* [What you should do] Write out the entries below once more, exactly, with the pictures left out.

****************************************

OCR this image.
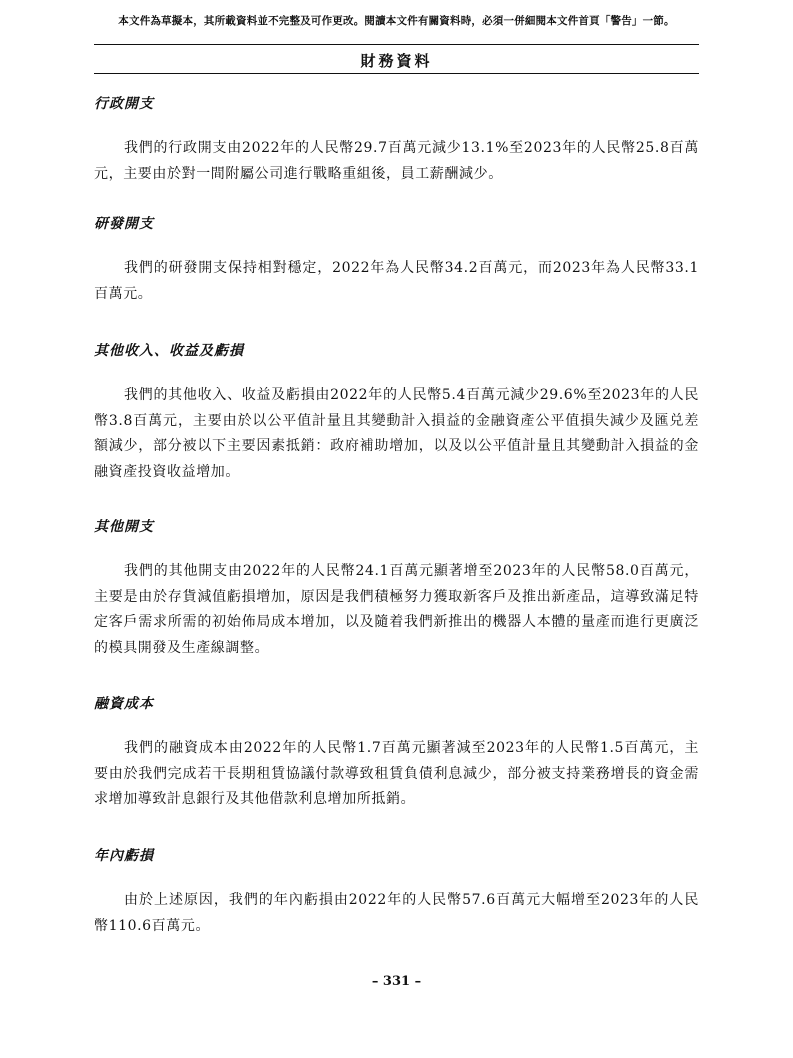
本文件為草擬本，其所載資料並不完整及可作更改。閱讀本文件有關資料時，必須一併細閱本文件首頁「警告」一節。
財務資料
行政開支

我們的行政開支由2022年的人民幣29.7百萬元減少13.1%至2023年的人民幣25.8百萬元，主要由於對一間附屬公司進行戰略重組後，員工薪酬減少。

研發開支

我們的研發開支保持相對穩定，2022年為人民幣34.2百萬元，而2023年為人民幣33.1百萬元。

其他收入、收益及虧損

我們的其他收入、收益及虧損由2022年的人民幣5.4百萬元減少29.6%至2023年的人民幣3.8百萬元，主要由於以公平值計量且其變動計入損益的金融資產公平值損失減少及匯兑差額減少，部分被以下主要因素抵銷：政府補助增加，以及以公平值計量且其變動計入損益的金融資產投資收益增加。

其他開支

我們的其他開支由2022年的人民幣24.1百萬元顯著增至2023年的人民幣58.0百萬元，主要是由於存貨減值虧損增加，原因是我們積極努力獲取新客戶及推出新產品，這導致滿足特定客戶需求所需的初始佈局成本增加，以及隨着我們新推出的機器人本體的量產而進行更廣泛的模具開發及生產線調整。

融資成本

我們的融資成本由2022年的人民幣1.7百萬元顯著減至2023年的人民幣1.5百萬元，主要由於我們完成若干長期租賃協議付款導致租賃負債利息減少，部分被支持業務增長的資金需求增加導致計息銀行及其他借款利息增加所抵銷。

年內虧損

由於上述原因，我們的年內虧損由2022年的人民幣57.6百萬元大幅增至2023年的人民幣110.6百萬元。

– 331 –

****************************************

* [Result]
OCR this image.
本文件為草擬本，其所載資料並不完整及可作更改。閱讀本文件有關資料時，必須一併細閱本文件首頁「警告」一節。
財務資料
行政開支

我們的行政開支由2022年的人民幣29.7百萬元減少13.1%至2023年的人民幣25.8百萬元，主要由於對一間附屬公司進行戰略重組後，員工薪酬減少。

研發開支

我們的研發開支保持相對穩定，2022年為人民幣34.2百萬元，而2023年為人民幣33.1百萬元。

其他收入、收益及虧損

我們的其他收入、收益及虧損由2022年的人民幣5.4百萬元減少29.6%至2023年的人民幣3.8百萬元，主要由於以公平值計量且其變動計入損益的金融資產公平值損失減少及匯兑差額減少，部分被以下主要因素抵銷：政府補助增加，以及以公平值計量且其變動計入損益的金融資產投資收益增加。

其他開支

我們的其他開支由2022年的人民幣24.1百萬元顯著增至2023年的人民幣58.0百萬元，主要是由於存貨減值虧損增加，原因是我們積極努力獲取新客戶及推出新產品，這導致滿足特定客戶需求所需的初始佈局成本增加，以及隨着我們新推出的機器人本體的量產而進行更廣泛的模具開發及生產線調整。

融資成本

我們的融資成本由2022年的人民幣1.7百萬元顯著減至2023年的人民幣1.5百萬元，主要由於我們完成若干長期租賃協議付款導致租賃負債利息減少，部分被支持業務增長的資金需求增加導致計息銀行及其他借款利息增加所抵銷。

年內虧損

由於上述原因，我們的年內虧損由2022年的人民幣57.6百萬元大幅增至2023年的人民幣110.6百萬元。

– 331 –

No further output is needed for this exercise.